> [PAGE EXTRACT]
§

Ken Ota and Miye Ota were an American married couple known for teaching martial arts, ballroom dancing, and social graces at their "cultural school" located in Goleta, California.

==Ken Ota==
Kenji Ota (May 14, 1923 – November 10, 2015) was a second-generation Japanese-American, also known as Nisei, raised in Lompoc, California. Following the enforcement of Executive Order 9066, he and his family were placed in the Japanese American internment camps of World War II. There, he met and married his wife, Miye Ota.

In 1948, after his release from the internment camp, Ota settled in Goleta, California, and with his family's help, built a home from bricks on the converted swamplands.

Ken Ota died in Goleta, California on November 10, 2015, at the age of 92.

==Miye Ota==
Miye Tachihara Ota (August 26, 1918 – September 15, 2024), was raised in Guadalupe, California. Like Ken, she was also Nisei and she and her family were placed in the Japanese internment camps of World War II, where she met her future husband at the Gila River Relocation Center.

§

(Source data)
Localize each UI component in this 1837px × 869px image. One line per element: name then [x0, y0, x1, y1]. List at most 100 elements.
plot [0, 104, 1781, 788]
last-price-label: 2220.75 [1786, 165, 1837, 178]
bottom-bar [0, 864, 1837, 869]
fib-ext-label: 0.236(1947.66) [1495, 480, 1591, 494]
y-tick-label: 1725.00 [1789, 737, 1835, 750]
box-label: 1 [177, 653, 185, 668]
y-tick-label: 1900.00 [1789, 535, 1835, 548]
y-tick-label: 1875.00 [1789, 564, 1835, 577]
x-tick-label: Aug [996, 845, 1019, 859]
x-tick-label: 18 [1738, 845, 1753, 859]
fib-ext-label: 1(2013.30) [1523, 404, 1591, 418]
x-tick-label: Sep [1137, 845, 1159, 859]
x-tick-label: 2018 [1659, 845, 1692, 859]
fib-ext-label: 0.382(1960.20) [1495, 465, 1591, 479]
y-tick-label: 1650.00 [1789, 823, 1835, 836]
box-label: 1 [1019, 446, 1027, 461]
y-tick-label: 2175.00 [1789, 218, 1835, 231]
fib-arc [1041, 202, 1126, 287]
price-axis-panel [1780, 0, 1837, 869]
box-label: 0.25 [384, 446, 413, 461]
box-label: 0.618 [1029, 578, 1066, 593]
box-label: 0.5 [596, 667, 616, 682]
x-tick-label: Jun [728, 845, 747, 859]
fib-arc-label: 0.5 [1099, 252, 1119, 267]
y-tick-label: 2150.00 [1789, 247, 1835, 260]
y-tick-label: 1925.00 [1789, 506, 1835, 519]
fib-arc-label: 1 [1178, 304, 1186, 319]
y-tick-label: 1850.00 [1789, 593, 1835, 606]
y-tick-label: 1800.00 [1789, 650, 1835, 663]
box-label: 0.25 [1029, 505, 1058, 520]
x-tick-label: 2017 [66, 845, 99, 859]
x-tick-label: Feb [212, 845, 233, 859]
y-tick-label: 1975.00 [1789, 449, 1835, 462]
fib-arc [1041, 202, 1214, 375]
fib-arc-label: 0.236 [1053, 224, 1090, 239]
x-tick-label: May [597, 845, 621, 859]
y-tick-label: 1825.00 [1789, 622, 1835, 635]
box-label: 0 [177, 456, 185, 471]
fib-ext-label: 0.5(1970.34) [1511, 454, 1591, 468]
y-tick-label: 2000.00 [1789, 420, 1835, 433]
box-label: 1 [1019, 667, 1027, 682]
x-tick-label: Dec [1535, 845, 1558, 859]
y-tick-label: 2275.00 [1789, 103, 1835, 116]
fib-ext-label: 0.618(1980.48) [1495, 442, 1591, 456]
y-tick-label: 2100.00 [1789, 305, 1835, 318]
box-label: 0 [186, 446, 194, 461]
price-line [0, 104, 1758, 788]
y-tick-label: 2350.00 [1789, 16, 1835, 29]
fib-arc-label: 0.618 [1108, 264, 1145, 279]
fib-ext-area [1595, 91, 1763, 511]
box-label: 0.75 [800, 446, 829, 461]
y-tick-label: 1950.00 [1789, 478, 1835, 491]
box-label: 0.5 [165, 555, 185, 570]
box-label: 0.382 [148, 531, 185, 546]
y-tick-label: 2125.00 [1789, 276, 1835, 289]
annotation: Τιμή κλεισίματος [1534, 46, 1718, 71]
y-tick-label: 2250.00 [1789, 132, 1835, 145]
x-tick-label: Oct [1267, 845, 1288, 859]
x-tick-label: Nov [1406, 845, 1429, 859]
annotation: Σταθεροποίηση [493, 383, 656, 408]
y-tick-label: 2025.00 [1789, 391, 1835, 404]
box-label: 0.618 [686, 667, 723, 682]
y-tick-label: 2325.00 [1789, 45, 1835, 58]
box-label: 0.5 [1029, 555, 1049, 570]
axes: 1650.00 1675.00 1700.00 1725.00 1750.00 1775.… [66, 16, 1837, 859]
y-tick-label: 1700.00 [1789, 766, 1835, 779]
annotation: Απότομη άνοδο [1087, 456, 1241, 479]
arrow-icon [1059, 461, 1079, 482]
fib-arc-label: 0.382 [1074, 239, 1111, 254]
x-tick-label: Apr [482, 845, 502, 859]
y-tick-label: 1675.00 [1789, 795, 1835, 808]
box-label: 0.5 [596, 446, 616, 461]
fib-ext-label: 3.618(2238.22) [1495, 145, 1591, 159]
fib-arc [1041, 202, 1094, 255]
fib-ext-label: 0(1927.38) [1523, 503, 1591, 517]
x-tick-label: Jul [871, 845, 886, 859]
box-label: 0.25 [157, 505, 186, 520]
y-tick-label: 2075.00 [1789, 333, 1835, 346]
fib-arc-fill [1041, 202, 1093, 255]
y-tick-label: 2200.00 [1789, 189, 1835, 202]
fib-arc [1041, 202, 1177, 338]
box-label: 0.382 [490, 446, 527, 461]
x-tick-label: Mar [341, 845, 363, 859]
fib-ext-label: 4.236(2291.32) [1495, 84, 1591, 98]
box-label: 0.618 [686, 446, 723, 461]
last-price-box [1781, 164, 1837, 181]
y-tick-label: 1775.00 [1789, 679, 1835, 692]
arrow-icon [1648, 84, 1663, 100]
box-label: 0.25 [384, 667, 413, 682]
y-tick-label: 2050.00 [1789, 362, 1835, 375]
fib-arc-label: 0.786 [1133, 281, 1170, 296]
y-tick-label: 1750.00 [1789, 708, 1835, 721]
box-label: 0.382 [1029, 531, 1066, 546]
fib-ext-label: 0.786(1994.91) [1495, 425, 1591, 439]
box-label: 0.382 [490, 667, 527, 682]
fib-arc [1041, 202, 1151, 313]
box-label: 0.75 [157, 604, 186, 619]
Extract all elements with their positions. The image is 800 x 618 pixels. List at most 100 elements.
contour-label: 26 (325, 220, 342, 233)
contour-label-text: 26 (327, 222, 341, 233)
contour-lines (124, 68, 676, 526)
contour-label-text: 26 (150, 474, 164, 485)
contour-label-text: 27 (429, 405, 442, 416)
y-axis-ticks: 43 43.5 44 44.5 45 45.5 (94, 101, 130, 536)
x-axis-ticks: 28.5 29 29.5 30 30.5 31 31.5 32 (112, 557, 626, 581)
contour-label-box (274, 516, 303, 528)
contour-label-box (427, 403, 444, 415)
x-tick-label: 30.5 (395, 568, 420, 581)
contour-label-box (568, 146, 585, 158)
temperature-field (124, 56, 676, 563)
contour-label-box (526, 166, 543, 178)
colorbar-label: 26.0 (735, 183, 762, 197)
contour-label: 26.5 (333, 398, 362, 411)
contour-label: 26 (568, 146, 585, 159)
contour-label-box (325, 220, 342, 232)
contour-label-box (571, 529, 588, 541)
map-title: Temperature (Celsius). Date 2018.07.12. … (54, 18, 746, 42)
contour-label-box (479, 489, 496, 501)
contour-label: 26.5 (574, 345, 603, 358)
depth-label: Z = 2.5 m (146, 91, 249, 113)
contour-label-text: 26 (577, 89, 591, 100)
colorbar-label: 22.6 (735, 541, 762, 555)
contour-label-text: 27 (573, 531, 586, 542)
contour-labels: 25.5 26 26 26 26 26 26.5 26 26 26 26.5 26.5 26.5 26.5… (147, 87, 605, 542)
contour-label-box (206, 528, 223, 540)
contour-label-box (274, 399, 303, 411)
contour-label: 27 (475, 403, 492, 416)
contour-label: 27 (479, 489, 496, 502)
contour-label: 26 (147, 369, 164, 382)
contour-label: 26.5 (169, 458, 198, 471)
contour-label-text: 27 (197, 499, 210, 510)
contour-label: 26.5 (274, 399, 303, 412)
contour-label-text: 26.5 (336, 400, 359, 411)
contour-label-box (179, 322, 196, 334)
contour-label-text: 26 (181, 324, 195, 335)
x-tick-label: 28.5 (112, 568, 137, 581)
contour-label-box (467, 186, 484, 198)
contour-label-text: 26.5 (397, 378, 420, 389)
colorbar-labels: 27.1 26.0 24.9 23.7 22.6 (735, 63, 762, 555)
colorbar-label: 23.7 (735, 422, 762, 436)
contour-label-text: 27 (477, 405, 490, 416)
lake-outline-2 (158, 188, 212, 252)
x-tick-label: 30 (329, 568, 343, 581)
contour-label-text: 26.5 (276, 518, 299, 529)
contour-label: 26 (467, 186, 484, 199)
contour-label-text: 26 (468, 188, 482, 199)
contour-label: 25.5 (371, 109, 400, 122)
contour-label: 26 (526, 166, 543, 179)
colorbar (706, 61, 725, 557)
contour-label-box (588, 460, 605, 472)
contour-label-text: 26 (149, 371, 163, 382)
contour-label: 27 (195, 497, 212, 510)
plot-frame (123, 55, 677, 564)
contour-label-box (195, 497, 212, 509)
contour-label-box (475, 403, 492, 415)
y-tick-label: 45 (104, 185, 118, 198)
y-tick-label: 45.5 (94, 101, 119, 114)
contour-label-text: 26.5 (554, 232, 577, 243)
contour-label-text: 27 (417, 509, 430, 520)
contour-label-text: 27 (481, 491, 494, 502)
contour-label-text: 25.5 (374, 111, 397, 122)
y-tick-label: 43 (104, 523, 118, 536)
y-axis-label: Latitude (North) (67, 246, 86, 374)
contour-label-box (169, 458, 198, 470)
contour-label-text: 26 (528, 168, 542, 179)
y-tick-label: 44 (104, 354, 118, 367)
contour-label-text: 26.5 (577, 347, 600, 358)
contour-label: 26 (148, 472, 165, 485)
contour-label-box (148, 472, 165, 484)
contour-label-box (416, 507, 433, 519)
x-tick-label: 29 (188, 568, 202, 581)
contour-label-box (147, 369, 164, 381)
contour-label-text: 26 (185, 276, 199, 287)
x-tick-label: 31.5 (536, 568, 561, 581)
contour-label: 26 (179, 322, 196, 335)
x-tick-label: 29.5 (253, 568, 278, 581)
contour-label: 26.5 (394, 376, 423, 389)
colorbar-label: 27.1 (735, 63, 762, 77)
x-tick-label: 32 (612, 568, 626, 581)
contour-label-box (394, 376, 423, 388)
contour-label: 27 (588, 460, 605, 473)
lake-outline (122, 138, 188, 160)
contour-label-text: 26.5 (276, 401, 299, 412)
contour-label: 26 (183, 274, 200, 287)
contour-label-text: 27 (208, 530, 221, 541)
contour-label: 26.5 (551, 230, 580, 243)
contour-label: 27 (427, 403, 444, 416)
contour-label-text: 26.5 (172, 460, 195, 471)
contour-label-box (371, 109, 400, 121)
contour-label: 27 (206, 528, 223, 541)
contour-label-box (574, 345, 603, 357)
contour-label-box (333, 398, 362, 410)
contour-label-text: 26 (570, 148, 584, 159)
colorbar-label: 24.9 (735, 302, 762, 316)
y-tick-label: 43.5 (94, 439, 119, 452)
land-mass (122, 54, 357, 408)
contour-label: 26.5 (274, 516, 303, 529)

§

> [WORK TO BE COMPLETED] Write the next part of the text about Ken and Miye Ota, starting right after its final sentence. The entries are separate material with no connection to the text about Ken and Miye Ota.

> [FINAL ANSWER]
Following her release from internment camp and a brief stay in Philadelphia, Pennsylvania, Miye leveraged her pre-war beauty school training to open her own salon, which the Otas built themselves from bricks attached to their home in Goleta. Miye would go on to be one of the founding members of the Goleta Chamber of Commerce and was recognized decades later as "Goleta's Finest Woman of the Year" during the Chamber's 69th year.

Miye Ota died on September 15, 2024, at the age of 106.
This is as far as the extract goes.